╭─ PAGE

It is a good-looking, full-sized bottle that has an easy-to-read label, and I like how the black looking bottle, the red cap and the off-white label contrast with one another. The color of the wine is black, with magenta on the rim.

A most intriguing nose, full of spices and unctuous dark berry fruit. Notice hints of smoke, Bar-B-Q ribs, mincemeat pie and cinnamon rolls. Hints of coffee, licorice, a brush of fresh herbs and Madagascar spices.

Medium in body, it has a silky and smooth entry to the palate. Seems almost gentle, but be reassured there is more stuff on the horizon. The finish has lively acids that are very firm, almost bracing, letting us know food will be a fine companion with this Barbi.

Red and black currant, red and black licorice, and cranberry play into the deep, abundant fruit profile. Sweet vanilla, raspberry, a hint of tar, red and black cherry, rounding out with a touch of herbs and dark soil. Exquisite!

╰─

#### [BRIEF 1]
Update the wine review starting at "A most intriguing" and ending at "with this Barbi.", replacing "cinnamon rolls" with "gingerbread".
#### [BRIEF 2]
Reproduce the lines of the records starting at the line that contains "event-selector-title: Event Selector" and ending at the line that contains "frame-bowl-5 (373, 514, 399, 532)".

╭─ INPUT DATA

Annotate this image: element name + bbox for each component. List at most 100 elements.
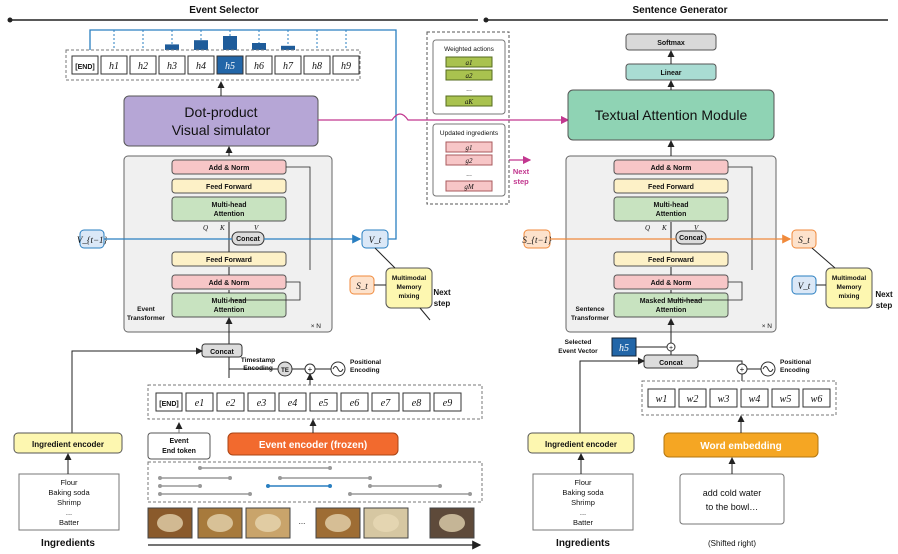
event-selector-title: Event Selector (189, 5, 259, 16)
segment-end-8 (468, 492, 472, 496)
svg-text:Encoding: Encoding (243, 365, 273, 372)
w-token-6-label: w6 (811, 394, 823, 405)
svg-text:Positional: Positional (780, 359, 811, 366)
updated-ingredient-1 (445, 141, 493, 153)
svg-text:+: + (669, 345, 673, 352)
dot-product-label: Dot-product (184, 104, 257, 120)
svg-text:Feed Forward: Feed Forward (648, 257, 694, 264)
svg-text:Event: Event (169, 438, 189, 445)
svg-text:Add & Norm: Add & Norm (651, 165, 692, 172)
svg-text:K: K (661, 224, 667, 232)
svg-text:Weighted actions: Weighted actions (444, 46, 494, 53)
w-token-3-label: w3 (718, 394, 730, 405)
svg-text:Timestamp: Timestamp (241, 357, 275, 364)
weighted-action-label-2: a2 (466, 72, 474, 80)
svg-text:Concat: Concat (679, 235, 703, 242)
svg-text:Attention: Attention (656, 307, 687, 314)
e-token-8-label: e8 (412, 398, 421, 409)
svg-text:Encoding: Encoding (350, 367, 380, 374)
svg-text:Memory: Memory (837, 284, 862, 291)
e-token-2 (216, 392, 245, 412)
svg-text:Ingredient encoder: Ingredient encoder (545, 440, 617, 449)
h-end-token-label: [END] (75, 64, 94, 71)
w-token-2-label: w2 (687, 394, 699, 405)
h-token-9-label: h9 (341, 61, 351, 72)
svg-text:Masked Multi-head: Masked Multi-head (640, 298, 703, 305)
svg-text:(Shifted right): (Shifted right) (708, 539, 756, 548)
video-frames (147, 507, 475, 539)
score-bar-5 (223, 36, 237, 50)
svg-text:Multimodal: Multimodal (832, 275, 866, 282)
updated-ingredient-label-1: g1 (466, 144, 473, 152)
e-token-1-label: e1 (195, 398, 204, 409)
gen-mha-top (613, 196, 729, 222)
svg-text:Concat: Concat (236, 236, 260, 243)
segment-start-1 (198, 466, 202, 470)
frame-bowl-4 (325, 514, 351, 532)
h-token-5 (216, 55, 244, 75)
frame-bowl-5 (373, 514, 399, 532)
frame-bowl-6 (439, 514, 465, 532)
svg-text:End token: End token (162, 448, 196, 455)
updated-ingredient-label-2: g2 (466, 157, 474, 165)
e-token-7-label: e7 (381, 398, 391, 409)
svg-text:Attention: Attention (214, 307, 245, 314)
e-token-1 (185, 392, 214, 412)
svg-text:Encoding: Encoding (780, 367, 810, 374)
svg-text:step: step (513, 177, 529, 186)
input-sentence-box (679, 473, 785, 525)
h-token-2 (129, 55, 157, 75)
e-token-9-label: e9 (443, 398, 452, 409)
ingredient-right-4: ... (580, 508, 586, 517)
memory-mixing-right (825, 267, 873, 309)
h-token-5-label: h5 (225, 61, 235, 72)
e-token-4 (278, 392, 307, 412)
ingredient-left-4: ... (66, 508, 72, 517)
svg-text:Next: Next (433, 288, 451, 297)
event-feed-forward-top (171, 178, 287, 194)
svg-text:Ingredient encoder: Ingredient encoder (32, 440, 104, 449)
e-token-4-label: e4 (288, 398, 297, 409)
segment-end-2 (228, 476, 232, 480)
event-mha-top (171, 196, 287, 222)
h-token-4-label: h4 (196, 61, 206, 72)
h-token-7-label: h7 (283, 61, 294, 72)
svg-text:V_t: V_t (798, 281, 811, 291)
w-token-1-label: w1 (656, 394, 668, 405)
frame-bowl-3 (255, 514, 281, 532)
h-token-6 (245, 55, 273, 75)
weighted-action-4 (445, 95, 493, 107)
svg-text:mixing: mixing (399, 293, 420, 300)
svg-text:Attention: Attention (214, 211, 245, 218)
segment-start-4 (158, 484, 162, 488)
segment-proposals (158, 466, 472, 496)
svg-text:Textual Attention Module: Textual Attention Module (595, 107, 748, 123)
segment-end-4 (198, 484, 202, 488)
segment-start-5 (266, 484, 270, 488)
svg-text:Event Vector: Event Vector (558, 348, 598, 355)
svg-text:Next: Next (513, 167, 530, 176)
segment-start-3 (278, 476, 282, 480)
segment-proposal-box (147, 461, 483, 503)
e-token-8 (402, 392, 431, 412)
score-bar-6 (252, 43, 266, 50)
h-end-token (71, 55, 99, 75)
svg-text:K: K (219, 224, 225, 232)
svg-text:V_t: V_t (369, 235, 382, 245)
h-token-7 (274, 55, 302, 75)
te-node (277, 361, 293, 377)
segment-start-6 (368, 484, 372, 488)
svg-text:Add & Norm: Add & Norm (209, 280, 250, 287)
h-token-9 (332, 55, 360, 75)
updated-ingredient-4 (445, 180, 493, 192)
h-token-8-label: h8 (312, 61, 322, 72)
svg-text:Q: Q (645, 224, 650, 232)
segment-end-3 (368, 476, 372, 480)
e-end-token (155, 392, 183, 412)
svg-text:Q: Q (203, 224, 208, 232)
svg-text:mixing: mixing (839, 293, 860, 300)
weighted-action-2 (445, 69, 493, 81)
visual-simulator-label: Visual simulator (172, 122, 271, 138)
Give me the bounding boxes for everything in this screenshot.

╰─
╭─ INPUT DATA

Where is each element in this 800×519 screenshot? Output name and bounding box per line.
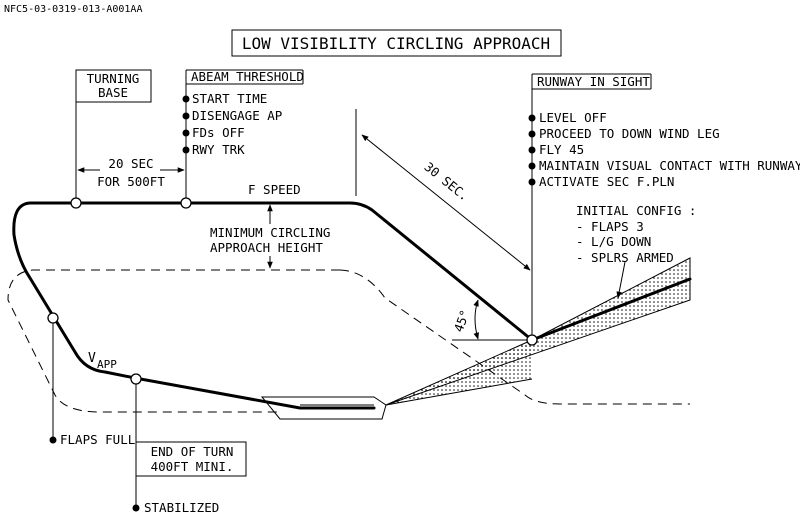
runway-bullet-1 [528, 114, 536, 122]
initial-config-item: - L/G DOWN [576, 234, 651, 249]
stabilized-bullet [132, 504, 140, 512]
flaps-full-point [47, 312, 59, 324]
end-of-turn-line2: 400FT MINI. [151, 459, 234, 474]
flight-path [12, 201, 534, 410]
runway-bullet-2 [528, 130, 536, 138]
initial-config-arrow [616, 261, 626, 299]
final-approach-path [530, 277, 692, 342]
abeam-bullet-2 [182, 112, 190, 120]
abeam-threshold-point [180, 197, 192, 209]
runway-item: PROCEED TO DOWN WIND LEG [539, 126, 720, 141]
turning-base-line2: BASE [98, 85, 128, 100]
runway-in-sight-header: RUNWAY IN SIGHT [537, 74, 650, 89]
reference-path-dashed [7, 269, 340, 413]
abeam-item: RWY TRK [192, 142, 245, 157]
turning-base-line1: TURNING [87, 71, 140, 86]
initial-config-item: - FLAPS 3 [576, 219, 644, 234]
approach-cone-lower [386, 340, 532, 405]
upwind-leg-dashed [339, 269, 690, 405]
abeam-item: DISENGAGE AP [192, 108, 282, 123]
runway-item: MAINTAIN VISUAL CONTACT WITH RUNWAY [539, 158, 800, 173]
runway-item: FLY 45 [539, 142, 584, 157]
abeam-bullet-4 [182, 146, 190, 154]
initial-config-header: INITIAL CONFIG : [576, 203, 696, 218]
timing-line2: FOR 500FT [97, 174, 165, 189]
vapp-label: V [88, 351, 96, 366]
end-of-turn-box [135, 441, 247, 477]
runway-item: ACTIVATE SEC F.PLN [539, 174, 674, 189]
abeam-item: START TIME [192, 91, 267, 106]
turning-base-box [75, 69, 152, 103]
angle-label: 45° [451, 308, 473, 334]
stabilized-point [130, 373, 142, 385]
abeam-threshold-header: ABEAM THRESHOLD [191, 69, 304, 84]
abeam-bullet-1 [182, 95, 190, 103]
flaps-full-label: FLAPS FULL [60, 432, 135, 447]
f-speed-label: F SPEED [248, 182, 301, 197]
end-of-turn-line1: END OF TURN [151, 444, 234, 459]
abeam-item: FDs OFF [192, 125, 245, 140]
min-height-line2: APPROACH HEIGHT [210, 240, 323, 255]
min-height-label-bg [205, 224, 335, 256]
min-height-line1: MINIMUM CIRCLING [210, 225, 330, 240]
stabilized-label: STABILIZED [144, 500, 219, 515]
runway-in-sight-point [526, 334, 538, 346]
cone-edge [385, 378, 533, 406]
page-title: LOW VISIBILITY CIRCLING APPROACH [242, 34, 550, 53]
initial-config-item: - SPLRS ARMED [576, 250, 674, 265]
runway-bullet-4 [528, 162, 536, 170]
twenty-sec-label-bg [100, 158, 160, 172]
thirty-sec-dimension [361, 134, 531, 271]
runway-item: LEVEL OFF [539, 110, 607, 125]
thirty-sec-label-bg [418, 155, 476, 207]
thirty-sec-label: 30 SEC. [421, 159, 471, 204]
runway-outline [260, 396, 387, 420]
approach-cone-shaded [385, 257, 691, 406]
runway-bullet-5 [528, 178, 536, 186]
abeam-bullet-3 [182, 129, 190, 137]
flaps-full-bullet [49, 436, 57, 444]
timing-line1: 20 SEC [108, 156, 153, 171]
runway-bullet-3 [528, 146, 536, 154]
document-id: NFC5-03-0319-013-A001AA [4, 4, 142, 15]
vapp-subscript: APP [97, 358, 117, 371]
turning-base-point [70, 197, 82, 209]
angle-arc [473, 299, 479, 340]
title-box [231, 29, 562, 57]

╰─

#### [SOLUTION 1]
A most intriguing nose, full of spices and unctuous dark berry fruit. Notice hints of smoke, Bar-B-Q ribs, mincemeat pie and gingerbread. Hints of coffee, licorice, a brush of fresh herbs and Madagascar spices.

Medium in body, it has a silky and smooth entry to the palate. Seems almost gentle, but be reassured there is more stuff on the horizon. The finish has lively acids that are very firm, almost bracing, letting us know food will be a fine companion with this Barbi.

#### [SOLUTION 2]
event-selector-title: Event Selector (189, 5, 259, 16)
segment-end-8 (468, 492, 472, 496)
svg-text:Encoding: Encoding (243, 365, 273, 372)
w-token-6-label: w6 (811, 394, 823, 405)
svg-text:Positional: Positional (780, 359, 811, 366)
updated-ingredient-1 (445, 141, 493, 153)
svg-text:+: + (669, 345, 673, 352)
dot-product-label: Dot-product (184, 104, 257, 120)
svg-text:Feed Forward: Feed Forward (648, 257, 694, 264)
svg-text:Event: Event (169, 438, 189, 445)
svg-text:Add & Norm: Add & Norm (651, 165, 692, 172)
svg-text:K: K (661, 224, 667, 232)
svg-text:Weighted actions: Weighted actions (444, 46, 494, 53)
w-token-3-label: w3 (718, 394, 730, 405)
svg-text:Timestamp: Timestamp (241, 357, 275, 364)
weighted-action-label-2: a2 (466, 72, 474, 80)
svg-text:Concat: Concat (679, 235, 703, 242)
svg-text:Attention: Attention (656, 307, 687, 314)
e-token-8-label: e8 (412, 398, 421, 409)
svg-text:Encoding: Encoding (350, 367, 380, 374)
svg-text:Memory: Memory (837, 284, 862, 291)
e-token-2 (216, 392, 245, 412)
svg-text:Ingredient encoder: Ingredient encoder (545, 440, 617, 449)
h-end-token-label: [END] (75, 64, 94, 71)
w-token-2-label: w2 (687, 394, 699, 405)
h-token-9-label: h9 (341, 61, 351, 72)
svg-text:Masked Multi-head: Masked Multi-head (640, 298, 703, 305)
svg-text:(Shifted right): (Shifted right) (708, 539, 756, 548)
video-frames (147, 507, 475, 539)
score-bar-5 (223, 36, 237, 50)
svg-text:Multimodal: Multimodal (832, 275, 866, 282)
updated-ingredient-label-1: g1 (466, 144, 473, 152)
e-token-1-label: e1 (195, 398, 204, 409)
gen-mha-top (613, 196, 729, 222)
svg-text:Concat: Concat (236, 236, 260, 243)
segment-start-1 (198, 466, 202, 470)
frame-bowl-4 (325, 514, 351, 532)
h-token-5 (216, 55, 244, 75)
frame-bowl-5 (373, 514, 399, 532)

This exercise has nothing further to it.